* PROMPT *
Search the material for the string "this" and copy each line where it occurs.

▶

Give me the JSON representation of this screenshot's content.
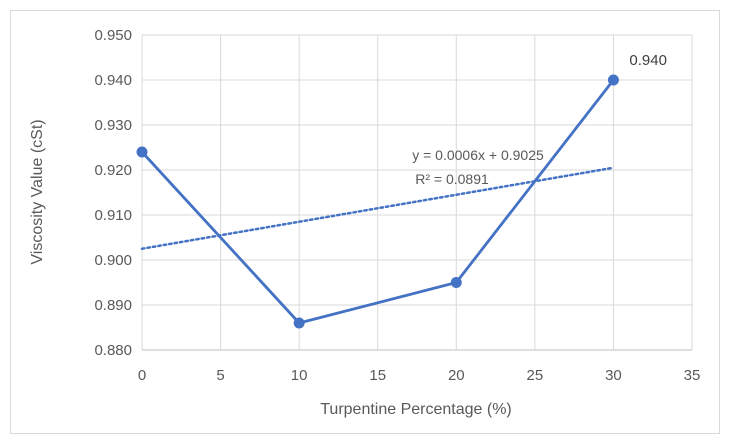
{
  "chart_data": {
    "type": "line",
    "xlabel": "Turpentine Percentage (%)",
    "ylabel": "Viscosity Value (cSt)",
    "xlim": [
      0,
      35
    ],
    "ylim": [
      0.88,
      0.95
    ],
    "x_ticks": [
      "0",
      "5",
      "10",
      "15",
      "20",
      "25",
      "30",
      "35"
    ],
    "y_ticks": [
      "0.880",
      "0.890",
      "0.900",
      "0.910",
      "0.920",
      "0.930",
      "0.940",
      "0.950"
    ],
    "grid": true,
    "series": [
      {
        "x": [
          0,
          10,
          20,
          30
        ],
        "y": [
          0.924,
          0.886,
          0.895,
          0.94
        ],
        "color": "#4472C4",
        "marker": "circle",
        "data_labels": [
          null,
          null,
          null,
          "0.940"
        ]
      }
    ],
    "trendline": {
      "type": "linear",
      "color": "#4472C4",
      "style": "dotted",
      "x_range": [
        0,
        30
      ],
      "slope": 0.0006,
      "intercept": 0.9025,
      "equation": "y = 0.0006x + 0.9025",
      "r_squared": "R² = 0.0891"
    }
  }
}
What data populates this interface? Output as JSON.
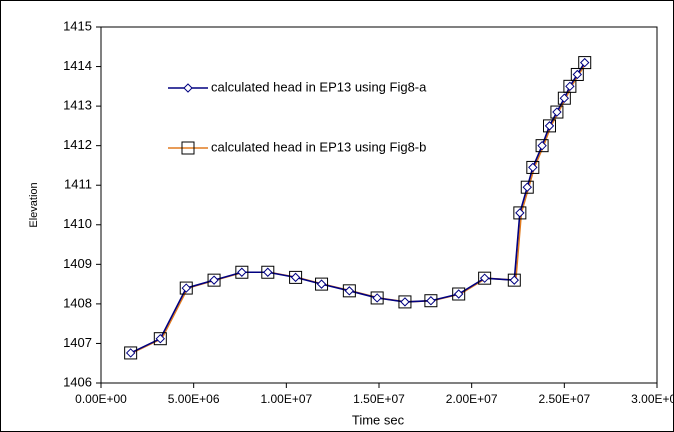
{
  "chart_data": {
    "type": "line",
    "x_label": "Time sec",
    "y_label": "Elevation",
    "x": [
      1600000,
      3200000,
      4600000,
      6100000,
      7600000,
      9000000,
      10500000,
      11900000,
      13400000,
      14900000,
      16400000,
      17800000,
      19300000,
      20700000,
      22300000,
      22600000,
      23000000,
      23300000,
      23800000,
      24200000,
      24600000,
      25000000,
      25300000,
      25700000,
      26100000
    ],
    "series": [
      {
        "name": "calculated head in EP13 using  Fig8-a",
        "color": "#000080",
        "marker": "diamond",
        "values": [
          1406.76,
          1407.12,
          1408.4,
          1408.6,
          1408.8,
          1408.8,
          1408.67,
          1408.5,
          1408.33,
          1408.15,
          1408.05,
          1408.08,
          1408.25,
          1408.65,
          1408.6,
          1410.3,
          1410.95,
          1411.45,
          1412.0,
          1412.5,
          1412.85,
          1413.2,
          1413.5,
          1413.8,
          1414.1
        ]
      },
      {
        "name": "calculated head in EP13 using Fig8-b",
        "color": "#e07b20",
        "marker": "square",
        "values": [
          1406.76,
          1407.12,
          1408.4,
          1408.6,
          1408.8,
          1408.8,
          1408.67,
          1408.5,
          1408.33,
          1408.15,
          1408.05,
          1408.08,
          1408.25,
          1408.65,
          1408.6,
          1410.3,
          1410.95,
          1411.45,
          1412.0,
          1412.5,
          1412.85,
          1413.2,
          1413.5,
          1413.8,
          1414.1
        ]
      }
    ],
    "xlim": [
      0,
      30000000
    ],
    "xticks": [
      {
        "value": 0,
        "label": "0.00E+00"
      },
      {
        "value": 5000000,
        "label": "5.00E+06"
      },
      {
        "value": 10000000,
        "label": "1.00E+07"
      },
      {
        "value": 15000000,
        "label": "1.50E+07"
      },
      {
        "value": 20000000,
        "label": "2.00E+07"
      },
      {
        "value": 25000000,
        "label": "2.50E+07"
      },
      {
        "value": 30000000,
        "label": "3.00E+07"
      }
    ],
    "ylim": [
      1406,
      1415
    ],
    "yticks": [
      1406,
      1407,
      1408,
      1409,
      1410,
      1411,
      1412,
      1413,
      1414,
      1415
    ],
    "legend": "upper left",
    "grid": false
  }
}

◀

* WRITTEN ANSWER *
Give me the JSON representation of this screenshot's content.
What data populates this interface? Output as JSON.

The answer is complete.